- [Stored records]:
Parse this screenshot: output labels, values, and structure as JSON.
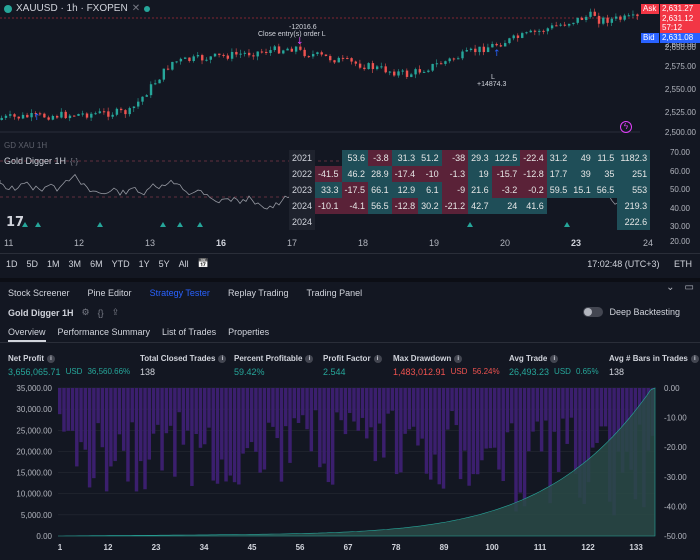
{
  "symbol": {
    "name": "XAUUSD · 1h · FXOPEN",
    "close_icon": "close-icon"
  },
  "price_tags": {
    "ask_label": "Ask",
    "ask_price": "2,631.27",
    "ask_sub": "57:12",
    "last_price": "2,631.12",
    "bid_label": "Bid",
    "bid_price": "2,631.08",
    "colors": {
      "ask": "#f23645",
      "bid": "#2962ff",
      "last": "#f23645"
    }
  },
  "price_axis": [
    "2,650.00",
    "2,625.00",
    "2,600.00",
    "2,575.00",
    "2,550.00",
    "2,525.00",
    "2,500.00"
  ],
  "annotations": {
    "top_value": "-12016.6",
    "top_text": "Close entry(s) order L",
    "bottom_value": "L",
    "bottom_text": "+14874.3"
  },
  "gd_label": "GD XAU 1H",
  "indicator": {
    "title": "Gold Digger 1H",
    "axis": [
      "70.00",
      "60.00",
      "50.00",
      "40.00",
      "30.00",
      "20.00"
    ]
  },
  "yearly_table": [
    {
      "year": "2021",
      "cells": [
        "",
        "53.6",
        "-3.8",
        "31.3",
        "51.2",
        "-38",
        "29.3",
        "122.5",
        "-22.4",
        "31.2",
        "49",
        "11.5"
      ],
      "total": "1182.3"
    },
    {
      "year": "2022",
      "cells": [
        "-41.5",
        "46.2",
        "28.9",
        "-17.4",
        "-10",
        "-1.3",
        "19",
        "-15.7",
        "-12.8",
        "17.7",
        "39",
        "35"
      ],
      "total": "251"
    },
    {
      "year": "2023",
      "cells": [
        "33.3",
        "-17.5",
        "66.1",
        "12.9",
        "6.1",
        "-9",
        "21.6",
        "-3.2",
        "-0.2",
        "59.5",
        "15.1",
        "56.5"
      ],
      "total": "553"
    },
    {
      "year": "2024",
      "cells": [
        "-10.1",
        "-4.1",
        "56.5",
        "-12.8",
        "30.2",
        "-21.2",
        "42.7",
        "24",
        "41.6",
        "",
        "",
        ""
      ],
      "total": "219.3"
    },
    {
      "year": "2024",
      "cells": [
        "",
        "",
        "",
        "",
        "",
        "",
        "",
        "",
        "",
        "",
        "",
        ""
      ],
      "total": "222.6"
    }
  ],
  "time_axis": [
    {
      "label": "11",
      "bold": false
    },
    {
      "label": "12",
      "bold": false
    },
    {
      "label": "13",
      "bold": false
    },
    {
      "label": "16",
      "bold": true
    },
    {
      "label": "17",
      "bold": false
    },
    {
      "label": "18",
      "bold": false
    },
    {
      "label": "19",
      "bold": false
    },
    {
      "label": "20",
      "bold": false
    },
    {
      "label": "23",
      "bold": true
    },
    {
      "label": "24",
      "bold": false
    }
  ],
  "range_buttons": [
    "1D",
    "5D",
    "1M",
    "3M",
    "6M",
    "YTD",
    "1Y",
    "5Y",
    "All"
  ],
  "clock": "17:02:48 (UTC+3)",
  "session": "ETH",
  "bottom_tabs": [
    "Stock Screener",
    "Pine Editor",
    "Strategy Tester",
    "Replay Trading",
    "Trading Panel"
  ],
  "active_bottom_tab": "Strategy Tester",
  "strategy_name": "Gold Digger 1H",
  "deep_backtesting": "Deep Backtesting",
  "sub_tabs": [
    "Overview",
    "Performance Summary",
    "List of Trades",
    "Properties"
  ],
  "metrics": [
    {
      "label": "Net Profit",
      "value": "3,656,065.71",
      "unit": "USD",
      "pct": "36,560.66%",
      "color": "green"
    },
    {
      "label": "Total Closed Trades",
      "value": "138",
      "unit": "",
      "pct": "",
      "color": "white"
    },
    {
      "label": "Percent Profitable",
      "value": "59.42%",
      "unit": "",
      "pct": "",
      "color": "green"
    },
    {
      "label": "Profit Factor",
      "value": "2.544",
      "unit": "",
      "pct": "",
      "color": "green"
    },
    {
      "label": "Max Drawdown",
      "value": "1,483,012.91",
      "unit": "USD",
      "pct": "56.24%",
      "color": "red"
    },
    {
      "label": "Avg Trade",
      "value": "26,493.23",
      "unit": "USD",
      "pct": "0.65%",
      "color": "green"
    },
    {
      "label": "Avg # Bars in Trades",
      "value": "138",
      "unit": "",
      "pct": "",
      "color": "white"
    }
  ],
  "chart_data": {
    "type": "area",
    "left_axis": [
      "35,000.00",
      "30,000.00",
      "25,000.00",
      "20,000.00",
      "15,000.00",
      "10,000.00",
      "5,000.00",
      "0.00"
    ],
    "right_axis": [
      "0.00",
      "-10.00",
      "-20.00",
      "-30.00",
      "-40.00",
      "-50.00"
    ],
    "x_ticks": [
      "1",
      "12",
      "23",
      "34",
      "45",
      "56",
      "67",
      "78",
      "89",
      "100",
      "111",
      "122",
      "133"
    ],
    "ylim_left": [
      0,
      35000
    ],
    "ylim_right": [
      -50,
      0
    ],
    "equity_color": "#2a4a47",
    "drawdown_color": "#3b1f6e"
  }
}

- [Instructions to follow]: What you return should match the records above word for word, minus the pictures.

- [Final result]:
Parse this screenshot: output labels, values, and structure as JSON.
{
  "symbol": {
    "name": "XAUUSD · 1h · FXOPEN",
    "close_icon": "close-icon"
  },
  "price_tags": {
    "ask_label": "Ask",
    "ask_price": "2,631.27",
    "ask_sub": "57:12",
    "last_price": "2,631.12",
    "bid_label": "Bid",
    "bid_price": "2,631.08",
    "colors": {
      "ask": "#f23645",
      "bid": "#2962ff",
      "last": "#f23645"
    }
  },
  "price_axis": [
    "2,650.00",
    "2,625.00",
    "2,600.00",
    "2,575.00",
    "2,550.00",
    "2,525.00",
    "2,500.00"
  ],
  "annotations": {
    "top_value": "-12016.6",
    "top_text": "Close entry(s) order L",
    "bottom_value": "L",
    "bottom_text": "+14874.3"
  },
  "gd_label": "GD XAU 1H",
  "indicator": {
    "title": "Gold Digger 1H",
    "axis": [
      "70.00",
      "60.00",
      "50.00",
      "40.00",
      "30.00",
      "20.00"
    ]
  },
  "yearly_table": [
    {
      "year": "2021",
      "cells": [
        "",
        "53.6",
        "-3.8",
        "31.3",
        "51.2",
        "-38",
        "29.3",
        "122.5",
        "-22.4",
        "31.2",
        "49",
        "11.5"
      ],
      "total": "1182.3"
    },
    {
      "year": "2022",
      "cells": [
        "-41.5",
        "46.2",
        "28.9",
        "-17.4",
        "-10",
        "-1.3",
        "19",
        "-15.7",
        "-12.8",
        "17.7",
        "39",
        "35"
      ],
      "total": "251"
    },
    {
      "year": "2023",
      "cells": [
        "33.3",
        "-17.5",
        "66.1",
        "12.9",
        "6.1",
        "-9",
        "21.6",
        "-3.2",
        "-0.2",
        "59.5",
        "15.1",
        "56.5"
      ],
      "total": "553"
    },
    {
      "year": "2024",
      "cells": [
        "-10.1",
        "-4.1",
        "56.5",
        "-12.8",
        "30.2",
        "-21.2",
        "42.7",
        "24",
        "41.6",
        "",
        "",
        ""
      ],
      "total": "219.3"
    },
    {
      "year": "2024",
      "cells": [
        "",
        "",
        "",
        "",
        "",
        "",
        "",
        "",
        "",
        "",
        "",
        ""
      ],
      "total": "222.6"
    }
  ],
  "time_axis": [
    {
      "label": "11",
      "bold": false
    },
    {
      "label": "12",
      "bold": false
    },
    {
      "label": "13",
      "bold": false
    },
    {
      "label": "16",
      "bold": true
    },
    {
      "label": "17",
      "bold": false
    },
    {
      "label": "18",
      "bold": false
    },
    {
      "label": "19",
      "bold": false
    },
    {
      "label": "20",
      "bold": false
    },
    {
      "label": "23",
      "bold": true
    },
    {
      "label": "24",
      "bold": false
    }
  ],
  "range_buttons": [
    "1D",
    "5D",
    "1M",
    "3M",
    "6M",
    "YTD",
    "1Y",
    "5Y",
    "All"
  ],
  "clock": "17:02:48 (UTC+3)",
  "session": "ETH",
  "bottom_tabs": [
    "Stock Screener",
    "Pine Editor",
    "Strategy Tester",
    "Replay Trading",
    "Trading Panel"
  ],
  "active_bottom_tab": "Strategy Tester",
  "strategy_name": "Gold Digger 1H",
  "deep_backtesting": "Deep Backtesting",
  "sub_tabs": [
    "Overview",
    "Performance Summary",
    "List of Trades",
    "Properties"
  ],
  "metrics": [
    {
      "label": "Net Profit",
      "value": "3,656,065.71",
      "unit": "USD",
      "pct": "36,560.66%",
      "color": "green"
    },
    {
      "label": "Total Closed Trades",
      "value": "138",
      "unit": "",
      "pct": "",
      "color": "white"
    },
    {
      "label": "Percent Profitable",
      "value": "59.42%",
      "unit": "",
      "pct": "",
      "color": "green"
    },
    {
      "label": "Profit Factor",
      "value": "2.544",
      "unit": "",
      "pct": "",
      "color": "green"
    },
    {
      "label": "Max Drawdown",
      "value": "1,483,012.91",
      "unit": "USD",
      "pct": "56.24%",
      "color": "red"
    },
    {
      "label": "Avg Trade",
      "value": "26,493.23",
      "unit": "USD",
      "pct": "0.65%",
      "color": "green"
    },
    {
      "label": "Avg # Bars in Trades",
      "value": "138",
      "unit": "",
      "pct": "",
      "color": "white"
    }
  ],
  "chart_data": {
    "type": "area",
    "left_axis": [
      "35,000.00",
      "30,000.00",
      "25,000.00",
      "20,000.00",
      "15,000.00",
      "10,000.00",
      "5,000.00",
      "0.00"
    ],
    "right_axis": [
      "0.00",
      "-10.00",
      "-20.00",
      "-30.00",
      "-40.00",
      "-50.00"
    ],
    "x_ticks": [
      "1",
      "12",
      "23",
      "34",
      "45",
      "56",
      "67",
      "78",
      "89",
      "100",
      "111",
      "122",
      "133"
    ],
    "ylim_left": [
      0,
      35000
    ],
    "ylim_right": [
      -50,
      0
    ],
    "equity_color": "#2a4a47",
    "drawdown_color": "#3b1f6e"
  }
}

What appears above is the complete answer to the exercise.